## Work to complete
For each line of the data below that holds "Camera", copy the line.

## Records for the exercise
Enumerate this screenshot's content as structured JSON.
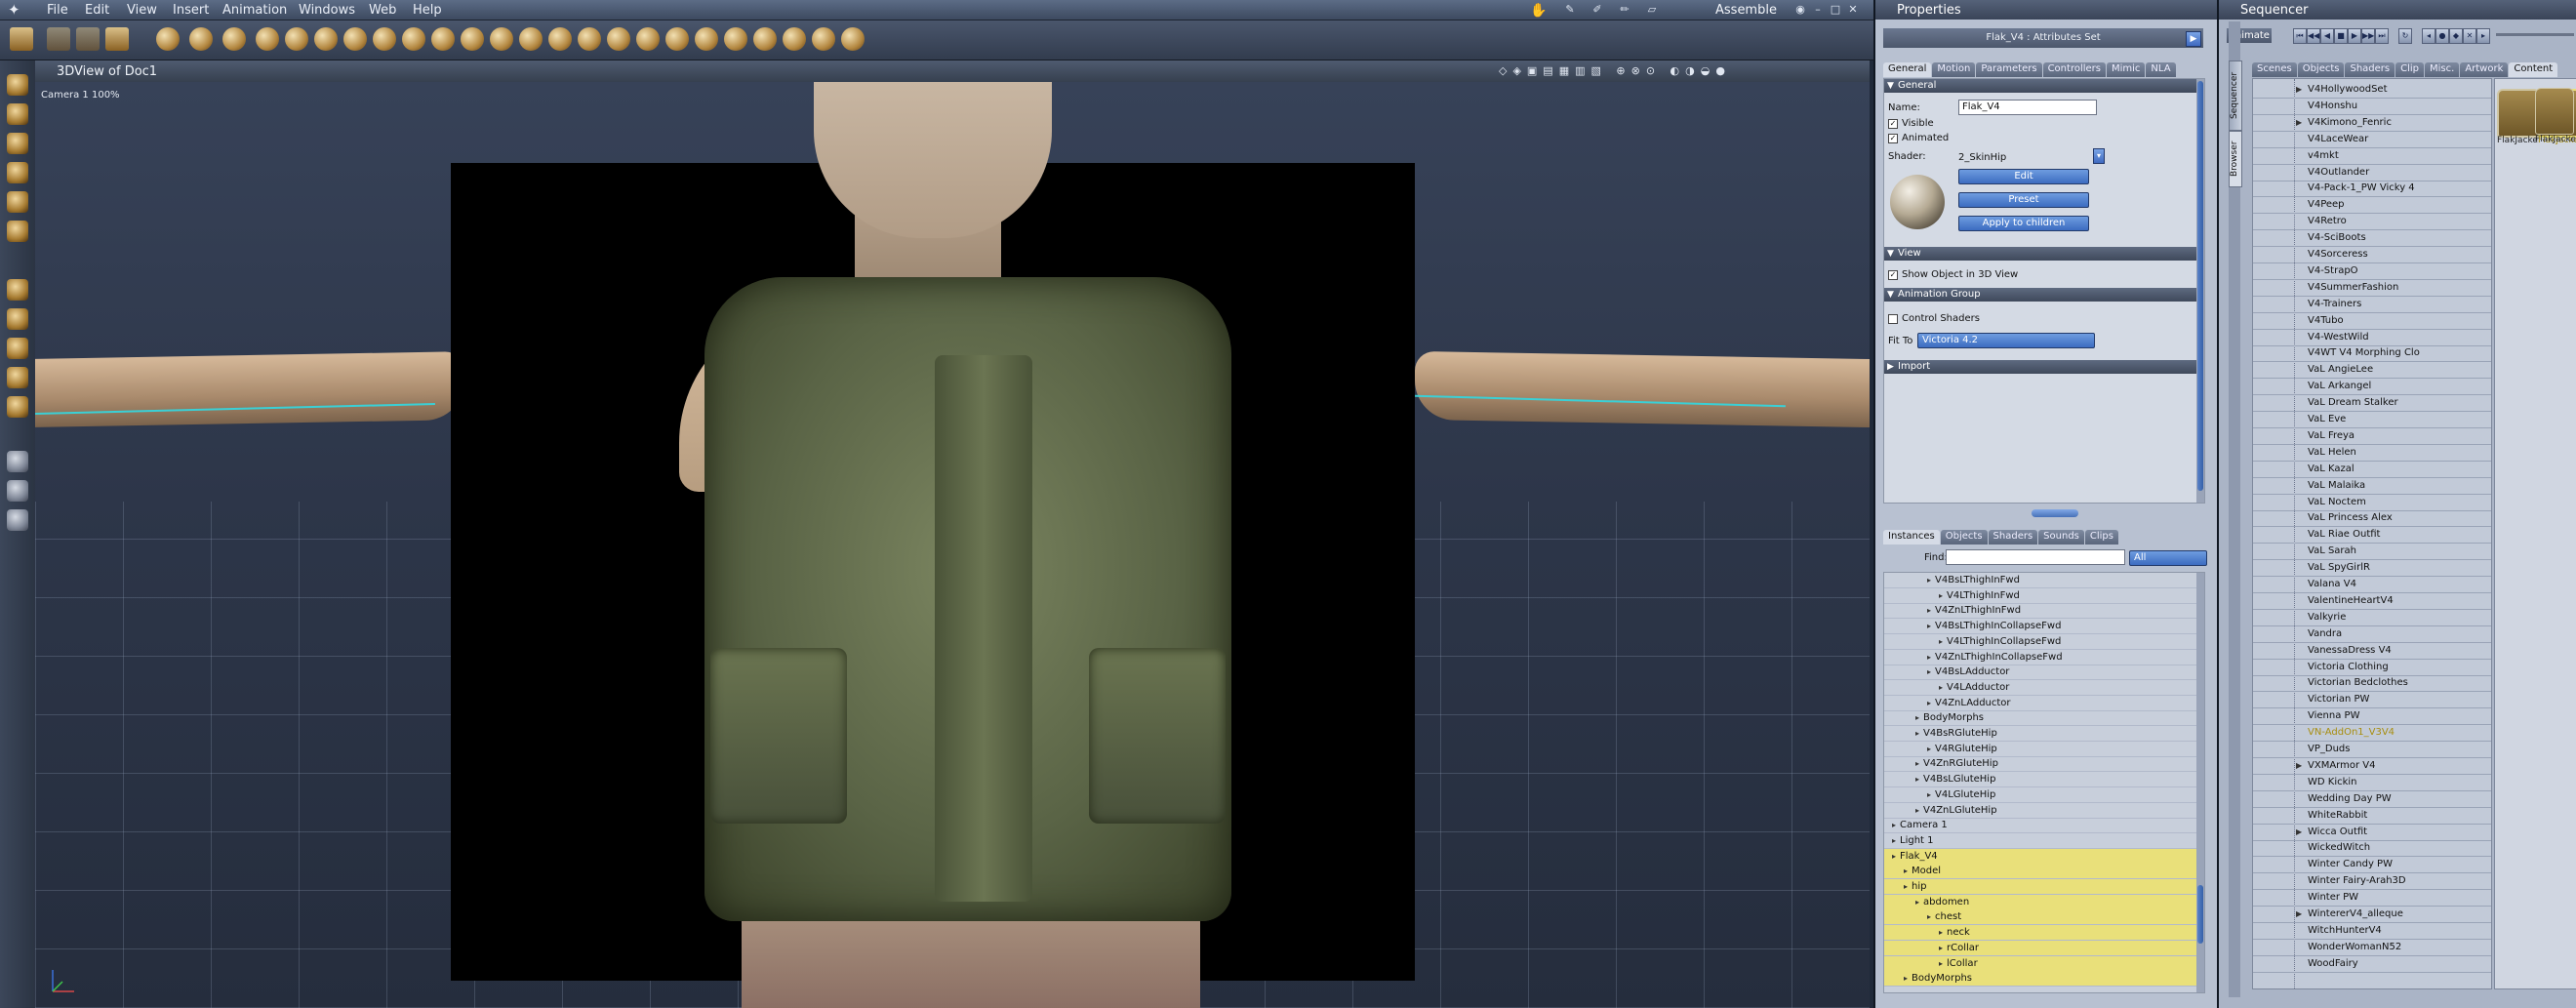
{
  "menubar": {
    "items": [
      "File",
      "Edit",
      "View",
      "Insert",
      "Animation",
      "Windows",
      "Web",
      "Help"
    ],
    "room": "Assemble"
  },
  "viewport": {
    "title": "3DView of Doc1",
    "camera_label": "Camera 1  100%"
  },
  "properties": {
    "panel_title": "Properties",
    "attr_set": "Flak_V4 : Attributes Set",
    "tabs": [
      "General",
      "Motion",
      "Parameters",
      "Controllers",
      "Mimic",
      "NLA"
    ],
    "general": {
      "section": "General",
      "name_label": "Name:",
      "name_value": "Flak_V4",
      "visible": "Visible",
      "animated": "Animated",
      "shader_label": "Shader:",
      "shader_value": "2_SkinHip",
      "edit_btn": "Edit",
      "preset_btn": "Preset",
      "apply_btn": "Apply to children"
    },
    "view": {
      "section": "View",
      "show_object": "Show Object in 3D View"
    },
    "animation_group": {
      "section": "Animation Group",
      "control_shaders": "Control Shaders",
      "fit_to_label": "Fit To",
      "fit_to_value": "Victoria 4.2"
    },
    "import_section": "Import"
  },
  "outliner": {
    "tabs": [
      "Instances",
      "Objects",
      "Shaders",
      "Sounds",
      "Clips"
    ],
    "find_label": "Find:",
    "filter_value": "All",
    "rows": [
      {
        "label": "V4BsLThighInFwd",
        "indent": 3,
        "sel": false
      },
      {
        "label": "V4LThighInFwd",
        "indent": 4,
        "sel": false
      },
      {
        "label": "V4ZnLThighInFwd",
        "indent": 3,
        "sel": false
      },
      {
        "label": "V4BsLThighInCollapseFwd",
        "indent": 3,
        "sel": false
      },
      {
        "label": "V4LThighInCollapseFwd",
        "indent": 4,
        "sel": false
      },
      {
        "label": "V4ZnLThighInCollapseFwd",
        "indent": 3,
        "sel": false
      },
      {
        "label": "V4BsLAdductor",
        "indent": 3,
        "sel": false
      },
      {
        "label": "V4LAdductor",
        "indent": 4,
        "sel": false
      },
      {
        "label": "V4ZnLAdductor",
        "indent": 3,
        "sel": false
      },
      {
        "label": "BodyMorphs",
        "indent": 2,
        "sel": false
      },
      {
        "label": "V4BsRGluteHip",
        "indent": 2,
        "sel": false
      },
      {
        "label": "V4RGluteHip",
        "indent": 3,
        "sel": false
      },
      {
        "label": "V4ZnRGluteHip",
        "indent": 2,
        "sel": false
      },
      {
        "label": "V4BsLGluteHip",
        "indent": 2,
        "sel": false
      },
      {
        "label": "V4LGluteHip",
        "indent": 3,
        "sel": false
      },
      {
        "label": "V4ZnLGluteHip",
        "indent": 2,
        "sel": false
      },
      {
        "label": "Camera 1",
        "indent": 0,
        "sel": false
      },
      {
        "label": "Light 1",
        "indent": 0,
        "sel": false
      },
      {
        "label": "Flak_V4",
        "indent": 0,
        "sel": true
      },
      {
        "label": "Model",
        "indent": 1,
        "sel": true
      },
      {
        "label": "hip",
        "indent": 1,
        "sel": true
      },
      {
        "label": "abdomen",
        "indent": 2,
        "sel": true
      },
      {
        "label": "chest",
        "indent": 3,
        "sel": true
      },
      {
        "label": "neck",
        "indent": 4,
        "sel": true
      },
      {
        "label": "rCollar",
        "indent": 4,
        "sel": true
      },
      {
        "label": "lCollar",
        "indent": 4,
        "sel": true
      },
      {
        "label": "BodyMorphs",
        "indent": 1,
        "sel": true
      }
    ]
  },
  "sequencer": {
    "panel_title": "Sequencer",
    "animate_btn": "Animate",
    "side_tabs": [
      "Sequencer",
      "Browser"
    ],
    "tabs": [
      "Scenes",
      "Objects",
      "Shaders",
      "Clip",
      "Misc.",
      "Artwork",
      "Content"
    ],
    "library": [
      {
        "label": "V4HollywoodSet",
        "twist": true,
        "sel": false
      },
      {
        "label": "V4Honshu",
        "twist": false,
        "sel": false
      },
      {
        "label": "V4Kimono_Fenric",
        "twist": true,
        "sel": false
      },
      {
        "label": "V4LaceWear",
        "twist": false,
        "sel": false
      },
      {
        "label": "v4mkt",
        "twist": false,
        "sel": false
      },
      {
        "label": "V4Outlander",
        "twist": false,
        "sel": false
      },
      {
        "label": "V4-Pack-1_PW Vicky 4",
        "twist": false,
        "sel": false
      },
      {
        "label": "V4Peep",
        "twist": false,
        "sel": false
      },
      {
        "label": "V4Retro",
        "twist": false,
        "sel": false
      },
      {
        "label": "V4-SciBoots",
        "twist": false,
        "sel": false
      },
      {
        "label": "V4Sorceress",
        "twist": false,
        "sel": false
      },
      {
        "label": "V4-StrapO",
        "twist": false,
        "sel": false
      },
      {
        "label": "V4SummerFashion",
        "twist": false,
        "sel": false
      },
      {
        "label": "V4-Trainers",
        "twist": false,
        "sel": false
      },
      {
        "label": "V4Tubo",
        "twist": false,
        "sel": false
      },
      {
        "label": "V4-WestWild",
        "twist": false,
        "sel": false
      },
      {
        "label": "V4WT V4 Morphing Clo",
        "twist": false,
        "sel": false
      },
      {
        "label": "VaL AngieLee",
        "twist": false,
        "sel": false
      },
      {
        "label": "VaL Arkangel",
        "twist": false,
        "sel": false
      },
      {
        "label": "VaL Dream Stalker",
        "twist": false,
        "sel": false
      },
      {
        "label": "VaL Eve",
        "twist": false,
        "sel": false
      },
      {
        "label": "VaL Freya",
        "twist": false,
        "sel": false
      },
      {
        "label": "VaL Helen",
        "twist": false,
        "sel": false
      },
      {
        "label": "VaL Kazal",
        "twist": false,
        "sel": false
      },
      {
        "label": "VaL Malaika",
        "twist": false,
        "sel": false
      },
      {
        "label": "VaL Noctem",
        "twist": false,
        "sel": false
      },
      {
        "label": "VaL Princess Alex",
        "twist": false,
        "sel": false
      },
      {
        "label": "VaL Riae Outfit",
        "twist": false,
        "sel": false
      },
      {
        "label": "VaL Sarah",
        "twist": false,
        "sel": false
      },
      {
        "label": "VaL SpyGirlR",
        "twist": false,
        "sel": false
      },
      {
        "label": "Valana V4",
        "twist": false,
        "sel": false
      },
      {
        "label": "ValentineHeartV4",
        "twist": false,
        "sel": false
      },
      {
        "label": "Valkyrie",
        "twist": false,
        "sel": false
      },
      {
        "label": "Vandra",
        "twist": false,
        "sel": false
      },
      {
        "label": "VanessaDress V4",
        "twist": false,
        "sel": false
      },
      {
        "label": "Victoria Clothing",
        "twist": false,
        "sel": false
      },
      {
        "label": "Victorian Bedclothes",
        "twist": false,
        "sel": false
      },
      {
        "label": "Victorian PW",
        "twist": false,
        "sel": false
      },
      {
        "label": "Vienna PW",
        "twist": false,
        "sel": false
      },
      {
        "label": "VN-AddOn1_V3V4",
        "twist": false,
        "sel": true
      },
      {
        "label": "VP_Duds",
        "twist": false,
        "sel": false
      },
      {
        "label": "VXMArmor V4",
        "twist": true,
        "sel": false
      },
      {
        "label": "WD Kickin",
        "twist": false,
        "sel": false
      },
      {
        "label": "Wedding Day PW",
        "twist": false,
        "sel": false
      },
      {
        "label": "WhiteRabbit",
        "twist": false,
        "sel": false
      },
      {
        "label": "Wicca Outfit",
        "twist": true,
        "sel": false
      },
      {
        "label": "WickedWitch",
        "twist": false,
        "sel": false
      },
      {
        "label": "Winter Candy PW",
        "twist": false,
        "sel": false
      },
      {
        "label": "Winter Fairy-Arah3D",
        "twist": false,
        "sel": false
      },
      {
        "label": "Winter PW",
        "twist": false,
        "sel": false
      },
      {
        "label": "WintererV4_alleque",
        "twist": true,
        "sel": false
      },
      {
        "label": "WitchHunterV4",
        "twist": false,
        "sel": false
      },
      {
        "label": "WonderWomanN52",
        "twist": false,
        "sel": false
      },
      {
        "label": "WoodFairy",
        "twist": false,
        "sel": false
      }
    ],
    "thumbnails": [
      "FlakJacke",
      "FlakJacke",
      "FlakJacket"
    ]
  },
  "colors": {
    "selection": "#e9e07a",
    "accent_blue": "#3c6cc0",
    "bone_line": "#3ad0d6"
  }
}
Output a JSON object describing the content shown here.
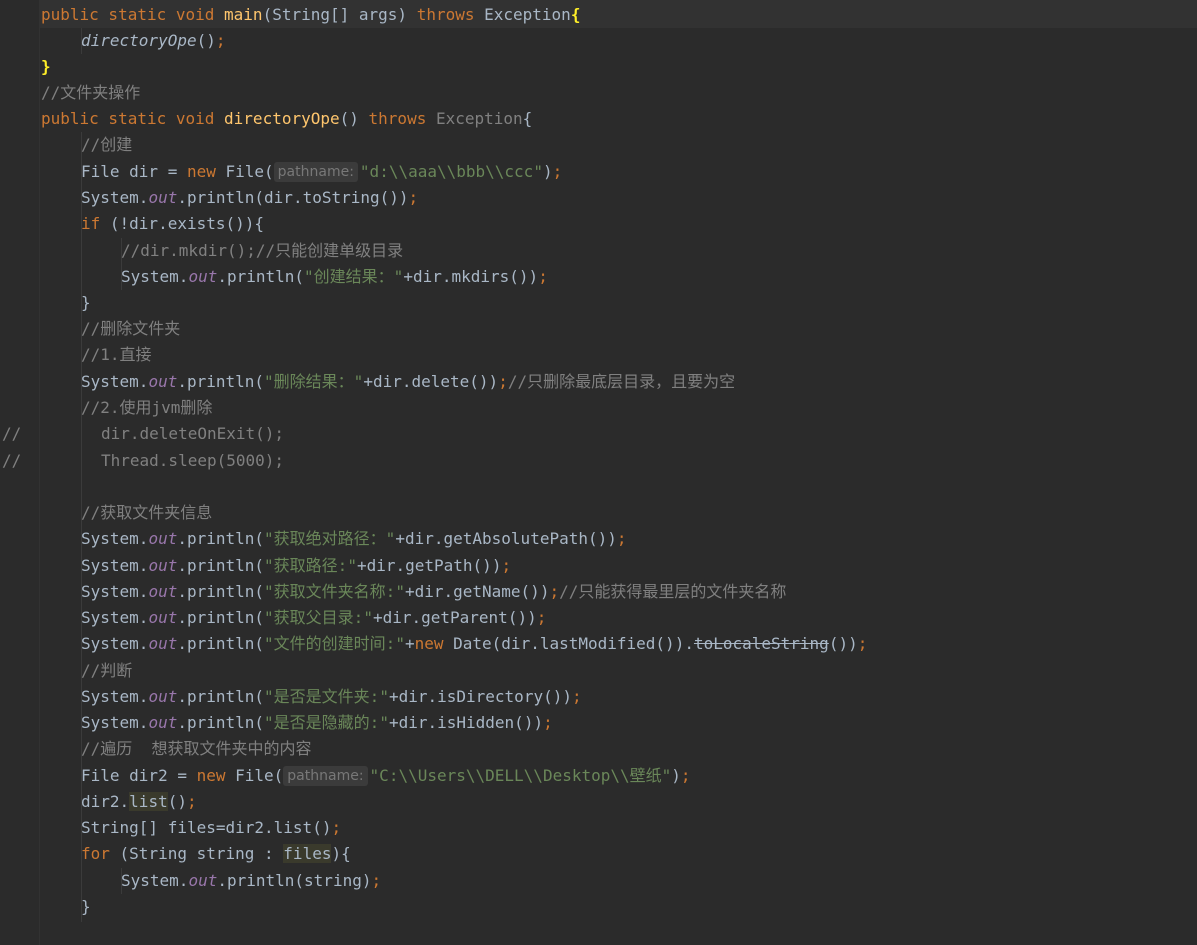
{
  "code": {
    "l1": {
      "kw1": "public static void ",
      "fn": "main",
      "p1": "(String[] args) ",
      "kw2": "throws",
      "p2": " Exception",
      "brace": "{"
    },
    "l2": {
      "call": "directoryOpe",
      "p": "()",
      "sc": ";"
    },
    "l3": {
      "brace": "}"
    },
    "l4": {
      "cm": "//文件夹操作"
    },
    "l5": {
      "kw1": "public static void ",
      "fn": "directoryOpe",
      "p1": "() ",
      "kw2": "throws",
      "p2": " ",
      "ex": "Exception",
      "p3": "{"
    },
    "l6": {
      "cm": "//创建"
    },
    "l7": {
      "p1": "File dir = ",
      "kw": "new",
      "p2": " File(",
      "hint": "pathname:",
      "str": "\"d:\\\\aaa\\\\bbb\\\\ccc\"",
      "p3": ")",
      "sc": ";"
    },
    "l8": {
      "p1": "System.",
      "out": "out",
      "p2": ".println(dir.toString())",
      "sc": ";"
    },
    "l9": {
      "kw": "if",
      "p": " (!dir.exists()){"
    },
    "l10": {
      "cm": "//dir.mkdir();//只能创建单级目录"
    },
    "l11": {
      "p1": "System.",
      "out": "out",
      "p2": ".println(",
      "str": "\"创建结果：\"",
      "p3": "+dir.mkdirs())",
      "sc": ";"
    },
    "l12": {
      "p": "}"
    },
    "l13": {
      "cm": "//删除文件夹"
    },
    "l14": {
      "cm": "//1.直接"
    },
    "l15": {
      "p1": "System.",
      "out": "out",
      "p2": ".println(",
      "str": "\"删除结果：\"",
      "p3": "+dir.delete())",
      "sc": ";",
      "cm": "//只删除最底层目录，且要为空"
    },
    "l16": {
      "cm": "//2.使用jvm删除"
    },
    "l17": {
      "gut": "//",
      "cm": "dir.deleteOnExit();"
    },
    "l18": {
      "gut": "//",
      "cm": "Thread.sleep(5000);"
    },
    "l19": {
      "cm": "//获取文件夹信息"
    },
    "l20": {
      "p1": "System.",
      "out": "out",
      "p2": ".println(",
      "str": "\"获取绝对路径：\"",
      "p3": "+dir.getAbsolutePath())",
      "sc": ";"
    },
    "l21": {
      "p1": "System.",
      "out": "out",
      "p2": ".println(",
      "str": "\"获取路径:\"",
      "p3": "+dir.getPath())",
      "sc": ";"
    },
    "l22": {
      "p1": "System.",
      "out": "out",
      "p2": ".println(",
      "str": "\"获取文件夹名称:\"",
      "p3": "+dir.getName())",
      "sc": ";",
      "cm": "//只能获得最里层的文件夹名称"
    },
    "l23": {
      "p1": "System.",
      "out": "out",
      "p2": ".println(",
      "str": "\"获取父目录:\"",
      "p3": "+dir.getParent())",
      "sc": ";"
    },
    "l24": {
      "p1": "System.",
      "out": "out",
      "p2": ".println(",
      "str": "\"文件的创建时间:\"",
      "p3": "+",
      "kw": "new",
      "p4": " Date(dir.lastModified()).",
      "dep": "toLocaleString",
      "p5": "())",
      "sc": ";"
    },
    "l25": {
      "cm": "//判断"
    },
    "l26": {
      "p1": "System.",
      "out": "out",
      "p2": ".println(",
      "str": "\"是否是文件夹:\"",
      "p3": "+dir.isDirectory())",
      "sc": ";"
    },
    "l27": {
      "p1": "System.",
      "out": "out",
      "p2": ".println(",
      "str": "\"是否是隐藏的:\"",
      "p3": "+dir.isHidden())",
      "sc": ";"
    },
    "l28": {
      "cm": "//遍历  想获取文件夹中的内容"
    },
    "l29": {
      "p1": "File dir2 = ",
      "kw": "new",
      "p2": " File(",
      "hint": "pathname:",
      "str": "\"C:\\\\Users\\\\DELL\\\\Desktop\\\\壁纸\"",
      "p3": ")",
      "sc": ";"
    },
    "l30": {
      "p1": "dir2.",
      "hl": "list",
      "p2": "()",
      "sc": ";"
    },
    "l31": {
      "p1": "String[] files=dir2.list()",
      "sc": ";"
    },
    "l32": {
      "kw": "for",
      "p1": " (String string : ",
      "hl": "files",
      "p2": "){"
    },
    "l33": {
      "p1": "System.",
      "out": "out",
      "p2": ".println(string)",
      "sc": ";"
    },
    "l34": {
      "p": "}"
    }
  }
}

## Solution to the exercise
    "camera_label": "Camera 1  100%"
        "label": "Camera 1",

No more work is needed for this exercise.